Given task:
From the listing below, extract every line in which the word "JSON" appears.

Provided material:
________________
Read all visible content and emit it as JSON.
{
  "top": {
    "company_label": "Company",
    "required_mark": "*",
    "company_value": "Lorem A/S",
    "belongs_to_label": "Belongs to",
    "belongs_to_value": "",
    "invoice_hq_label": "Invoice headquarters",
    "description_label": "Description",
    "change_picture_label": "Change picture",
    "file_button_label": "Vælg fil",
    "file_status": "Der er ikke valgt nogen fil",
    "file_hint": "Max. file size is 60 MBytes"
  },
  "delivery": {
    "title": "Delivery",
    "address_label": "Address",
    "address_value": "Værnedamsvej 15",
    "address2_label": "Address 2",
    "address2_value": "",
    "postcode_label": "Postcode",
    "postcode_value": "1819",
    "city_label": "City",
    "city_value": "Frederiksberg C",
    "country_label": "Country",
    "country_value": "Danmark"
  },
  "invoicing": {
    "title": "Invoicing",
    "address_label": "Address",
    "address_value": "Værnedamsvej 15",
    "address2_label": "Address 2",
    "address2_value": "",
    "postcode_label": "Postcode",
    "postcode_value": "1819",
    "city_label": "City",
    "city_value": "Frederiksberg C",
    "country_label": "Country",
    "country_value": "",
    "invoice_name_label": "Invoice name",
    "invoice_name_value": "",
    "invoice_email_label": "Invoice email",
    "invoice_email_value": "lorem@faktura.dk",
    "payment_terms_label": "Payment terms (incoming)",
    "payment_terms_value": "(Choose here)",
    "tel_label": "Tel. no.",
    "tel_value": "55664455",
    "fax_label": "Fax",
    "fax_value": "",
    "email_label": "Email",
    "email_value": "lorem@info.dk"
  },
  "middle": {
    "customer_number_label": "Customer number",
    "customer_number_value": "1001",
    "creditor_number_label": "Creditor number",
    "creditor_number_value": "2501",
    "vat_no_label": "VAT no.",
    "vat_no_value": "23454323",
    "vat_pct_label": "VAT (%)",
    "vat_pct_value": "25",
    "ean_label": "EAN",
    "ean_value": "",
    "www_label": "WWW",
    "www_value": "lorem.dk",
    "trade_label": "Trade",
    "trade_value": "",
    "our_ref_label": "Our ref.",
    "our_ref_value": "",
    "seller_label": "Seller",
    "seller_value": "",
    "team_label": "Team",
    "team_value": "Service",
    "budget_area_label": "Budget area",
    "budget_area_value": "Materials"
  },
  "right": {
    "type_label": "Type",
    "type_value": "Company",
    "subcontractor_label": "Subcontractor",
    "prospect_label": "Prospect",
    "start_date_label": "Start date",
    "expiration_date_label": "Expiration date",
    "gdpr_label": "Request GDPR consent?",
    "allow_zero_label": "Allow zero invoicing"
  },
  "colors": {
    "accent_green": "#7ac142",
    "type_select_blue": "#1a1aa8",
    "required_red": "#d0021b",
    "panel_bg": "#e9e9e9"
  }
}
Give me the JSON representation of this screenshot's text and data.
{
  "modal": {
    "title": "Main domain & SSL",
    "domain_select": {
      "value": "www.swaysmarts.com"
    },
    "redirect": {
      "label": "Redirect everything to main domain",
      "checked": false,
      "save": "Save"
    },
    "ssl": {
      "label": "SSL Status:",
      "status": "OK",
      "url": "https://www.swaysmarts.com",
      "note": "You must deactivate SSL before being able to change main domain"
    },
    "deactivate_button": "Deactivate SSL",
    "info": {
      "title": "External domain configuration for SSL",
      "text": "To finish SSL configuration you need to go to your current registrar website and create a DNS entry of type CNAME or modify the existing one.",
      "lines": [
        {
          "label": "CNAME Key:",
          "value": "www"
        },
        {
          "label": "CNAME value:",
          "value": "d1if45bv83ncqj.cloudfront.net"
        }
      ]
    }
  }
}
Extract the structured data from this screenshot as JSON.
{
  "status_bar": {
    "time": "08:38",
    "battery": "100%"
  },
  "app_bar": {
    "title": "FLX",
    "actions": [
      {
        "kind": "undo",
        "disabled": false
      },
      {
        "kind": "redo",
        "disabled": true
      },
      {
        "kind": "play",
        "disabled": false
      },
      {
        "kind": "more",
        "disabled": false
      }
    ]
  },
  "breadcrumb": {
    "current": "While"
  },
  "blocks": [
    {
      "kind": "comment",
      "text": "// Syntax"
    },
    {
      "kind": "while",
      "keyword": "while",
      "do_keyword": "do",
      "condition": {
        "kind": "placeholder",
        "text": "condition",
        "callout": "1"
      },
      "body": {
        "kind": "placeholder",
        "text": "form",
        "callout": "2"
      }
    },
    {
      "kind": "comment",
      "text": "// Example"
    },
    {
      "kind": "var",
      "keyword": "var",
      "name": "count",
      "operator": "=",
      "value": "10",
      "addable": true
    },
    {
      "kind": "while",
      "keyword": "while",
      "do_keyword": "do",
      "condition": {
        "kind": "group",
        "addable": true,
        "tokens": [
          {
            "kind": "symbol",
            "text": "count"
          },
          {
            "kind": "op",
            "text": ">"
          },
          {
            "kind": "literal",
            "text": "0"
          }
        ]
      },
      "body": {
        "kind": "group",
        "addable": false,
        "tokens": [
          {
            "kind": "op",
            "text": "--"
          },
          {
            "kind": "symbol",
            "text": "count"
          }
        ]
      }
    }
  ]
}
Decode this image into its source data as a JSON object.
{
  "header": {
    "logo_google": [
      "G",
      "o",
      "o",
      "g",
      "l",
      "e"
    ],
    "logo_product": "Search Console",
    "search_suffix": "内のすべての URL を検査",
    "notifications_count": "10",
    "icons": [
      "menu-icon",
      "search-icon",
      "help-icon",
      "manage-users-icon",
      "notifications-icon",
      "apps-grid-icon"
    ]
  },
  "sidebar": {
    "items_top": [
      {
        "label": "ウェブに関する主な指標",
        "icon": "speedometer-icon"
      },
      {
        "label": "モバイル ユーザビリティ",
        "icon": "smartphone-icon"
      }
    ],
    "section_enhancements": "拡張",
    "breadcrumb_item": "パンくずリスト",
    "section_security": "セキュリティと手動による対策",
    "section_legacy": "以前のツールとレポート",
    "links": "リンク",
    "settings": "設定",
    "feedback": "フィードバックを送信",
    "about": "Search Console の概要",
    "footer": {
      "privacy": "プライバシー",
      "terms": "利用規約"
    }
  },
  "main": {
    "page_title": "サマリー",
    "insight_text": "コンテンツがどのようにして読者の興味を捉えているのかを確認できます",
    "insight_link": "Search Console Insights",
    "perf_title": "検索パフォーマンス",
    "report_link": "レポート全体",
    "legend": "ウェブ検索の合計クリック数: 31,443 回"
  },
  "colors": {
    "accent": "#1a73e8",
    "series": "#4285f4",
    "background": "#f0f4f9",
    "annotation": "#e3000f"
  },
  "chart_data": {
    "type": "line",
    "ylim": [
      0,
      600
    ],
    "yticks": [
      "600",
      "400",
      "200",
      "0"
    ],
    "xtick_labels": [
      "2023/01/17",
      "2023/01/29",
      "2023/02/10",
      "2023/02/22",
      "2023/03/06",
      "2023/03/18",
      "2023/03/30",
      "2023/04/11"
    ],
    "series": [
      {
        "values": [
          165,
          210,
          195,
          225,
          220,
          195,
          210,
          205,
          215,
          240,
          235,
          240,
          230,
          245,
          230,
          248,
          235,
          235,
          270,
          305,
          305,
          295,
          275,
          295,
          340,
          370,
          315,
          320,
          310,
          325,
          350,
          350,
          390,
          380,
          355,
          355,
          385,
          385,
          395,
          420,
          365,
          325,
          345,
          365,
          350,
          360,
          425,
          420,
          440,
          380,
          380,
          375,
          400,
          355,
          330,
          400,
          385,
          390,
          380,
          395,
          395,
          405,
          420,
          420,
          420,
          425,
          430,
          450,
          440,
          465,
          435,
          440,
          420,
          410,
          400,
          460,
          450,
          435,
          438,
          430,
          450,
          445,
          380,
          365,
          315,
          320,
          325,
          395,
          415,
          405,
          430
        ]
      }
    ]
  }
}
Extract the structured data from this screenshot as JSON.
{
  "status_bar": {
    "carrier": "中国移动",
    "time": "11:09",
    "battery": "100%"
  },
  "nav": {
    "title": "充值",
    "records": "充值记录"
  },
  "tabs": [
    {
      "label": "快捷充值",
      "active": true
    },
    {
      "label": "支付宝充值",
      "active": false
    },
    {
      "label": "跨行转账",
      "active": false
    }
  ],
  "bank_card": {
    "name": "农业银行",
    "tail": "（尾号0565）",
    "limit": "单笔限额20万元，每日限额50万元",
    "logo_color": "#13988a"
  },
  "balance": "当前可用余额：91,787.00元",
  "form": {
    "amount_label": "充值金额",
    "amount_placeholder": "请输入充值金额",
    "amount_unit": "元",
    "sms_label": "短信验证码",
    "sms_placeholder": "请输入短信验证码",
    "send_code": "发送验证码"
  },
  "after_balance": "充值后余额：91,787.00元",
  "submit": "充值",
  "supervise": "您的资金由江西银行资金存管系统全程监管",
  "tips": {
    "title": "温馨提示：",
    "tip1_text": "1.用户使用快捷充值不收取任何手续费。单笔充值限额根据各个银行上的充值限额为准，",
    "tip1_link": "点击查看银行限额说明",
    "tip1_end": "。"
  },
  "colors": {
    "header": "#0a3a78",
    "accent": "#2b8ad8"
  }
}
________________
Expected output:
Read all visible content and emit it as JSON.
Give me the JSON representation of this screenshot's text and data.
Extract the structured data from this screenshot as JSON.
Decode this image into its source data as a JSON object.
Extract the structured data from this screenshot as JSON.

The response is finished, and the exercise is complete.